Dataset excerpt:

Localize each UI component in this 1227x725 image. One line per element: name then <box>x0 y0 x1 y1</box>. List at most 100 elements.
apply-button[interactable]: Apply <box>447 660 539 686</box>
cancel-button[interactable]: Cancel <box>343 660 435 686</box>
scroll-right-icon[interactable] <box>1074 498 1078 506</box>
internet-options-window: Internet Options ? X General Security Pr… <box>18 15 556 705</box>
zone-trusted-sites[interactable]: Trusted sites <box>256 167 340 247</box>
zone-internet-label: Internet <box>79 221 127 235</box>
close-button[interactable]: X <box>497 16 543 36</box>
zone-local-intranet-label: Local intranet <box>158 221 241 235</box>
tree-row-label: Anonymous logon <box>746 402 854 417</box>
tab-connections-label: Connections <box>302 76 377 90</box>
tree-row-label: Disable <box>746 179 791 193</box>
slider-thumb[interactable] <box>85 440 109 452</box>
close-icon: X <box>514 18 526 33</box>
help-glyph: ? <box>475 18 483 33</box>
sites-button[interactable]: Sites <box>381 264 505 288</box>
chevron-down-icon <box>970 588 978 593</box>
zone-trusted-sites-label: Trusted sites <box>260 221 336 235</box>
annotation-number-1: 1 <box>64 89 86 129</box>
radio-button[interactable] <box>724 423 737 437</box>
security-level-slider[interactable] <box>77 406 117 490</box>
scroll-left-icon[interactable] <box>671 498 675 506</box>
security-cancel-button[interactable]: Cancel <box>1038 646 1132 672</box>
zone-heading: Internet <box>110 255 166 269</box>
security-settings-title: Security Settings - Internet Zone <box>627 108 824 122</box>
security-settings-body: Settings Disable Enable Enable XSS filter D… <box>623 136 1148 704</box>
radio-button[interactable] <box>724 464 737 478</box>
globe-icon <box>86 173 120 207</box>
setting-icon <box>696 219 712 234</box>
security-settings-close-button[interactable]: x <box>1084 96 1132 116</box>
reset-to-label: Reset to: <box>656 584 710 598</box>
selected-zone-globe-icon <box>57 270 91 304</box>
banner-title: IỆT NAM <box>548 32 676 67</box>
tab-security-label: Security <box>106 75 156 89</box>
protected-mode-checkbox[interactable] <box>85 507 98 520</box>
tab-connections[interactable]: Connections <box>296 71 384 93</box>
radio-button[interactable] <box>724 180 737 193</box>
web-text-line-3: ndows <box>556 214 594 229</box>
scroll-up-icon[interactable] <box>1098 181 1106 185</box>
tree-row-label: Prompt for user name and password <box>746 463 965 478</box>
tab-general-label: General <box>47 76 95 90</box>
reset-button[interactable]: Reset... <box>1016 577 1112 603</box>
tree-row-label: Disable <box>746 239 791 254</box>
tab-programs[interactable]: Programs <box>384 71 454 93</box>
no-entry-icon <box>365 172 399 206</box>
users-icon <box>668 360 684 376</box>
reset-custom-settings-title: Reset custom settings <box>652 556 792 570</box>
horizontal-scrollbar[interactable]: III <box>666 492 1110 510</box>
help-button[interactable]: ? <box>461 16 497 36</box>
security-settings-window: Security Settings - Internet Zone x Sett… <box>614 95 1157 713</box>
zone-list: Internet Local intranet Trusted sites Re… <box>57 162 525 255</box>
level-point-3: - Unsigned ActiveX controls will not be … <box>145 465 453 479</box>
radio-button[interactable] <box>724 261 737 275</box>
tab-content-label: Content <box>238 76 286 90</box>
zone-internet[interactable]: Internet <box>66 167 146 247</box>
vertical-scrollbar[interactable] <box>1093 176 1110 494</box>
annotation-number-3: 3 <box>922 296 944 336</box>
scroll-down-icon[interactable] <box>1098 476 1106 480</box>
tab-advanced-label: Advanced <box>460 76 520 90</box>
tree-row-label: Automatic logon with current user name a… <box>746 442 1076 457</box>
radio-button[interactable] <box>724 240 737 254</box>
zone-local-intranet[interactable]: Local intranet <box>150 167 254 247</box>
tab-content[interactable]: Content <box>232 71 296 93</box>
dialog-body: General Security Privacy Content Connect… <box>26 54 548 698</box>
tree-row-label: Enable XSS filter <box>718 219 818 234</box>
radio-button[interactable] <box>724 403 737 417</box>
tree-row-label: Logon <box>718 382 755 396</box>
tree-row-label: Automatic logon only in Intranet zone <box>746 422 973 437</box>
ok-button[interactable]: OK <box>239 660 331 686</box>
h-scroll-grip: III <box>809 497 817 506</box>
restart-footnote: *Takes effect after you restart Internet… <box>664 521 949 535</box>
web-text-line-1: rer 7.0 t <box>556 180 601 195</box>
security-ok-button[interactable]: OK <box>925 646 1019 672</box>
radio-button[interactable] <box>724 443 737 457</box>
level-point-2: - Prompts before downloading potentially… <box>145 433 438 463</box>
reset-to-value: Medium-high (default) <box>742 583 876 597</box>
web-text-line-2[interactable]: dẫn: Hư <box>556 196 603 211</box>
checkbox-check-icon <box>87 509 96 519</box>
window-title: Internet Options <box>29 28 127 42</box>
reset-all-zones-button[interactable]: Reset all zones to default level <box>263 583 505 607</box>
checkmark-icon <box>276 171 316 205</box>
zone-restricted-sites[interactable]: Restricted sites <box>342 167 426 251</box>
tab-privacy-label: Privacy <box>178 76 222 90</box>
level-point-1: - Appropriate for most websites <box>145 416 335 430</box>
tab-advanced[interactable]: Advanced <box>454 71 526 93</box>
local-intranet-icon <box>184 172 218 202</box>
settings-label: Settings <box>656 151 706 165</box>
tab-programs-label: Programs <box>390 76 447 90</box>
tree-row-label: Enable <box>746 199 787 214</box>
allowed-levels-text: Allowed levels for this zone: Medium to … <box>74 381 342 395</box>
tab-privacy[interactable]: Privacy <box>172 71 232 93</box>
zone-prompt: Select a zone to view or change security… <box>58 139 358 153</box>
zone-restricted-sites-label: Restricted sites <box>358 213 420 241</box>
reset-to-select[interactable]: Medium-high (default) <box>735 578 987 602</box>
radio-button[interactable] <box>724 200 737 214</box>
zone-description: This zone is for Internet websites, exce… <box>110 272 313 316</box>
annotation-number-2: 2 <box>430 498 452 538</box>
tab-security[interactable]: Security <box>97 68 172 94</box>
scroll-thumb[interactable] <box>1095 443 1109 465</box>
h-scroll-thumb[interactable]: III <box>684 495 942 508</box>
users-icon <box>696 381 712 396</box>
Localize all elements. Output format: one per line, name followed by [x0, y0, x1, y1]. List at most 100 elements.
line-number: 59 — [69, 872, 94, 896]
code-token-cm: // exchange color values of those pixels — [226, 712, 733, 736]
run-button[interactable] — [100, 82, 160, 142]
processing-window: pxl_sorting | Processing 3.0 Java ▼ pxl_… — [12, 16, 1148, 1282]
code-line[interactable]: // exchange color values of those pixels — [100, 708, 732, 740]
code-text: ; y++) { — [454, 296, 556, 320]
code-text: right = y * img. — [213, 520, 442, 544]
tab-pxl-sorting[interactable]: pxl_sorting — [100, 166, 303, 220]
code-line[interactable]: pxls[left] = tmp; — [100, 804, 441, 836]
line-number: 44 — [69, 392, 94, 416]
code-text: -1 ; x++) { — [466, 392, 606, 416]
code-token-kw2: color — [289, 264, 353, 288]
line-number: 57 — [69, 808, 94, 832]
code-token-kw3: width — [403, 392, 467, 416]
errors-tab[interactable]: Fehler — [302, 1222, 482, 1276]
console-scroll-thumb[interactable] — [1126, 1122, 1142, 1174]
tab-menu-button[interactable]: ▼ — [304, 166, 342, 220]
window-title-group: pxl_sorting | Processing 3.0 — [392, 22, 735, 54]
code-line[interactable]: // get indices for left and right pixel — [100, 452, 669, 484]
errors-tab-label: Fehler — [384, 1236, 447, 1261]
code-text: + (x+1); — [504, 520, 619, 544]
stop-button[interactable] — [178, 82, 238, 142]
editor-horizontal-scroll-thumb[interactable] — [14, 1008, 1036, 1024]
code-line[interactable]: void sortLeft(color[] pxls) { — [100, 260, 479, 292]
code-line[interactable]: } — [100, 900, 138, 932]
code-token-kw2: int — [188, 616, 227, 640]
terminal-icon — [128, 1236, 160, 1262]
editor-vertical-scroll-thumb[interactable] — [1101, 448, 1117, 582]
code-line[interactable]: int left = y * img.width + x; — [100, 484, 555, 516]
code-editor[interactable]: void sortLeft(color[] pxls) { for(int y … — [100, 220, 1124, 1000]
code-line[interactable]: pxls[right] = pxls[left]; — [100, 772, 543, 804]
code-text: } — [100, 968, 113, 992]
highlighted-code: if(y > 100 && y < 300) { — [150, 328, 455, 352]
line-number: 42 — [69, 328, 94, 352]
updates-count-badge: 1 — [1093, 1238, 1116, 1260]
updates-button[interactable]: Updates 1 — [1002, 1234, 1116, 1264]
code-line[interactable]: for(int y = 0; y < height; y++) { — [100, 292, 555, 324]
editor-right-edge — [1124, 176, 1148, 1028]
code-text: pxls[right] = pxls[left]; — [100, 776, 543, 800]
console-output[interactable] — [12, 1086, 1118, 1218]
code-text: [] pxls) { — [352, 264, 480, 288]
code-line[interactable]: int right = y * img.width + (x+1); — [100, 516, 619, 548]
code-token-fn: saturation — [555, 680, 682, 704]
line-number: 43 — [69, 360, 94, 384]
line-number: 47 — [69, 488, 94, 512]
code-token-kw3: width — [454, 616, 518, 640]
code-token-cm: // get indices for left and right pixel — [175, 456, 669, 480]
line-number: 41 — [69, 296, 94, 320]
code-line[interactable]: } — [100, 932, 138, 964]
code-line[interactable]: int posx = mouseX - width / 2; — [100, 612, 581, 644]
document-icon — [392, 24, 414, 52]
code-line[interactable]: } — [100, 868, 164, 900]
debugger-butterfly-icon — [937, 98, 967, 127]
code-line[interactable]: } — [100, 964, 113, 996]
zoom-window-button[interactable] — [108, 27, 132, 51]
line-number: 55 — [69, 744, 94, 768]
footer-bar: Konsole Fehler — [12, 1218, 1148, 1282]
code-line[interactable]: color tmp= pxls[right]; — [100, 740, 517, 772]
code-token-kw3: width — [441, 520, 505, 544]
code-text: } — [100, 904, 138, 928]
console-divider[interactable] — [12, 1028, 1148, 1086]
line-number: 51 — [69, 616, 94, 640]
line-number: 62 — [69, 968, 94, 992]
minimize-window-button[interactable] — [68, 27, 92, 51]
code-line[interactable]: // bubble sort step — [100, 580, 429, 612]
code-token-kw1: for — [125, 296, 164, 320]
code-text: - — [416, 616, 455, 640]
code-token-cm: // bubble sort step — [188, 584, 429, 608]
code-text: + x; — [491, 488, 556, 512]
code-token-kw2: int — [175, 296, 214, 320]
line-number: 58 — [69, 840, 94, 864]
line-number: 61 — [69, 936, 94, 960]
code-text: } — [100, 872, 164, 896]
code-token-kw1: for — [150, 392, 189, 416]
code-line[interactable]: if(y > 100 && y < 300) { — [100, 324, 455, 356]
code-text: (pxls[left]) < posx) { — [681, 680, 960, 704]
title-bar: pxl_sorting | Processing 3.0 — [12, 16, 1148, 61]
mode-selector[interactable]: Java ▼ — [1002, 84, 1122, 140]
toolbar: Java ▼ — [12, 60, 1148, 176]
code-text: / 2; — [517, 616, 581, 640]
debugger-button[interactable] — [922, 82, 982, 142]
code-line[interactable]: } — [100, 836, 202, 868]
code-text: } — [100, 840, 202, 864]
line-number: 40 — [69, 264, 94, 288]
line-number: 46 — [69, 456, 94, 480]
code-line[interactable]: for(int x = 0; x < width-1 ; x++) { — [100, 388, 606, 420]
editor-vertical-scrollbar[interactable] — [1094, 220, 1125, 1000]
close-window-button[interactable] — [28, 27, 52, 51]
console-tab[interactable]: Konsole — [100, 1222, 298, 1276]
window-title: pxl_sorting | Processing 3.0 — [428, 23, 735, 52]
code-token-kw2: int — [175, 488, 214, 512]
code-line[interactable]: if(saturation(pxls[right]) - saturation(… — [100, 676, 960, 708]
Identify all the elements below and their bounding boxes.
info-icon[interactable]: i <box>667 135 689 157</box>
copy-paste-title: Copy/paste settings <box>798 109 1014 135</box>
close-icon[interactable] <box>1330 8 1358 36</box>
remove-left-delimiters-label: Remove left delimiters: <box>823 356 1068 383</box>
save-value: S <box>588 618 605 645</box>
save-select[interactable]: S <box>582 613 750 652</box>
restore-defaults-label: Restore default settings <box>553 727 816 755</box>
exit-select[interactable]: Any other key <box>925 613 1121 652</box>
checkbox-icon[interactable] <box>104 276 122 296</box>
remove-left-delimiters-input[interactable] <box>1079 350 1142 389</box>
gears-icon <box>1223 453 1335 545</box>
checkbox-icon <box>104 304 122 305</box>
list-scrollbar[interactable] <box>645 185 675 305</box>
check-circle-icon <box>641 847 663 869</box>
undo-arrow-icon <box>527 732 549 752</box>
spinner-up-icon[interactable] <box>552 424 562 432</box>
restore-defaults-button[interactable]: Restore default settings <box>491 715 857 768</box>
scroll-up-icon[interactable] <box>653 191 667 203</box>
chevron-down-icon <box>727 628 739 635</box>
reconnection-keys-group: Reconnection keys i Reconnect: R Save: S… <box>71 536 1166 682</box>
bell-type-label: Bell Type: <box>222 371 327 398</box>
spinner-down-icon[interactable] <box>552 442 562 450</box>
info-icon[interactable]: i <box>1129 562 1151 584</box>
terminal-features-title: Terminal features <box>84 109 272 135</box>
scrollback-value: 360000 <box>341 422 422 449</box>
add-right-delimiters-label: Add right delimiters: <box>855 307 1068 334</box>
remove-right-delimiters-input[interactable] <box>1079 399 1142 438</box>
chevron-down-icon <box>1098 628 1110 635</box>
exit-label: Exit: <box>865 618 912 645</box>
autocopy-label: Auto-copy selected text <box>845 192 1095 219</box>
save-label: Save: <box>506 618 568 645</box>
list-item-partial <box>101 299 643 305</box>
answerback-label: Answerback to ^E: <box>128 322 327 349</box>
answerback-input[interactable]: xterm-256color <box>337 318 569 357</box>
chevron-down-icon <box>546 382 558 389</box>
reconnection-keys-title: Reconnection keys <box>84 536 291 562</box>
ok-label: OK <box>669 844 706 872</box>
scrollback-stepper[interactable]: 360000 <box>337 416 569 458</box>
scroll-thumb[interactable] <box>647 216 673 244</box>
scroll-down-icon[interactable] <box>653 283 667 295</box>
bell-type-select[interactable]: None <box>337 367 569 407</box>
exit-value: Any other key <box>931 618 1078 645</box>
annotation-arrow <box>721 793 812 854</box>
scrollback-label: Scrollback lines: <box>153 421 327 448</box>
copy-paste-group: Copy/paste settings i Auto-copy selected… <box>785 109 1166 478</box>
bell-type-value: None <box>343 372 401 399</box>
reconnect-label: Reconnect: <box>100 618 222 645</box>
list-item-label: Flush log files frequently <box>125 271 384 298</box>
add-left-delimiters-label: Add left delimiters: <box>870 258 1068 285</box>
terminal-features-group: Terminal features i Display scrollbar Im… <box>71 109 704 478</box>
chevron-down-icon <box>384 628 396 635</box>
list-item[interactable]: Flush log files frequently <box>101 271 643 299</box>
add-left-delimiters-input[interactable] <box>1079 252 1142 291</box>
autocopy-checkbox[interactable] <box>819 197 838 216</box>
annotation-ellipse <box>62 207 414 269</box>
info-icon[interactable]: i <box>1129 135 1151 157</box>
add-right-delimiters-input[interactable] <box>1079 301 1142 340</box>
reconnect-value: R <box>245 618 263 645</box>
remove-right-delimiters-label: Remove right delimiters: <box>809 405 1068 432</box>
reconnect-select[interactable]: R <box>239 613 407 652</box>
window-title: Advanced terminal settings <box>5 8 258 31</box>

WHAT THE TASK ASKS: Transcribe the items character for character, starting with the first line and going on through the line that contains "radio-button[interactable] <box>724 423", with both of those lines included.

OUTPUT FOR THIS TASK:
Localize each UI component in this 1227x725 image. One line per element: name then <box>x0 y0 x1 y1</box>. List at most 100 elements.
apply-button[interactable]: Apply <box>447 660 539 686</box>
cancel-button[interactable]: Cancel <box>343 660 435 686</box>
scroll-right-icon[interactable] <box>1074 498 1078 506</box>
internet-options-window: Internet Options ? X General Security Pr… <box>18 15 556 705</box>
zone-trusted-sites[interactable]: Trusted sites <box>256 167 340 247</box>
zone-internet-label: Internet <box>79 221 127 235</box>
close-button[interactable]: X <box>497 16 543 36</box>
zone-local-intranet-label: Local intranet <box>158 221 241 235</box>
tree-row-label: Anonymous logon <box>746 402 854 417</box>
tab-connections-label: Connections <box>302 76 377 90</box>
tree-row-label: Disable <box>746 179 791 193</box>
slider-thumb[interactable] <box>85 440 109 452</box>
close-icon: X <box>514 18 526 33</box>
help-glyph: ? <box>475 18 483 33</box>
sites-button[interactable]: Sites <box>381 264 505 288</box>
chevron-down-icon <box>970 588 978 593</box>
zone-trusted-sites-label: Trusted sites <box>260 221 336 235</box>
annotation-number-1: 1 <box>64 89 86 129</box>
radio-button[interactable] <box>724 423 737 437</box>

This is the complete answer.